* begin *

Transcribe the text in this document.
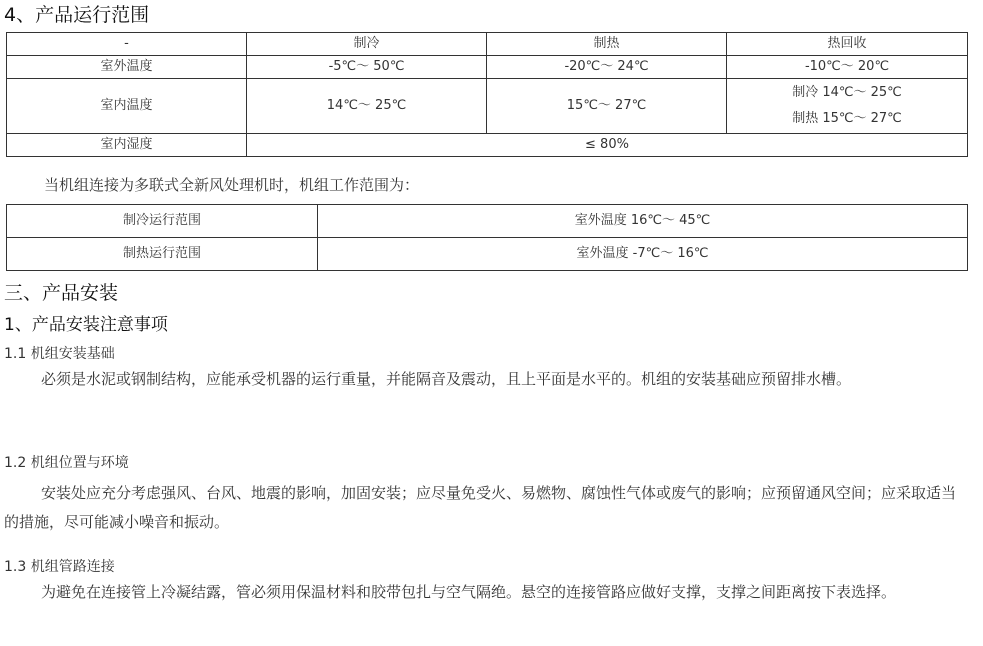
4、产品运行范围
-	制冷	制热	热回收
室外温度	-5℃～ 50℃	-20℃～ 24℃	-10℃～ 20℃
室内温度	14℃～ 25℃	15℃～ 27℃	制冷 14℃～ 25℃
制热 15℃～ 27℃

室内湿度	≤ 80%		
当机组连接为多联式全新风处理机时，机组工作范围为：
制冷运行范围	室外温度 16℃～ 45℃
制热运行范围	室外温度 -7℃～ 16℃
三、产品安装
1、产品安装注意事项
1.1 机组安装基础

必须是水泥或钢制结构，应能承受机器的运行重量，并能隔音及震动，且上平面是水平的。机组的安装基础应预留排水槽。

1.2 机组位置与环境

安装处应充分考虑强风、台风、地震的影响，加固安装；应尽量免受火、易燃物、腐蚀性气体或废气的影响；应预留通风空间；应采取适当的措施，尽可能减小噪音和振动。

1.3 机组管路连接

为避免在连接管上冷凝结露，管必须用保温材料和胶带包扎与空气隔绝。悬空的连接管路应做好支撑，支撑之间距离按下表选择。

* end *

--- TASK BRIEF ---
Display every line of the listing that contains the string "室外温度".

--- RESULT ---
室外温度	-5℃～ 50℃	-20℃～ 24℃	-10℃～ 20℃
制冷运行范围	室外温度 16℃～ 45℃
制热运行范围	室外温度 -7℃～ 16℃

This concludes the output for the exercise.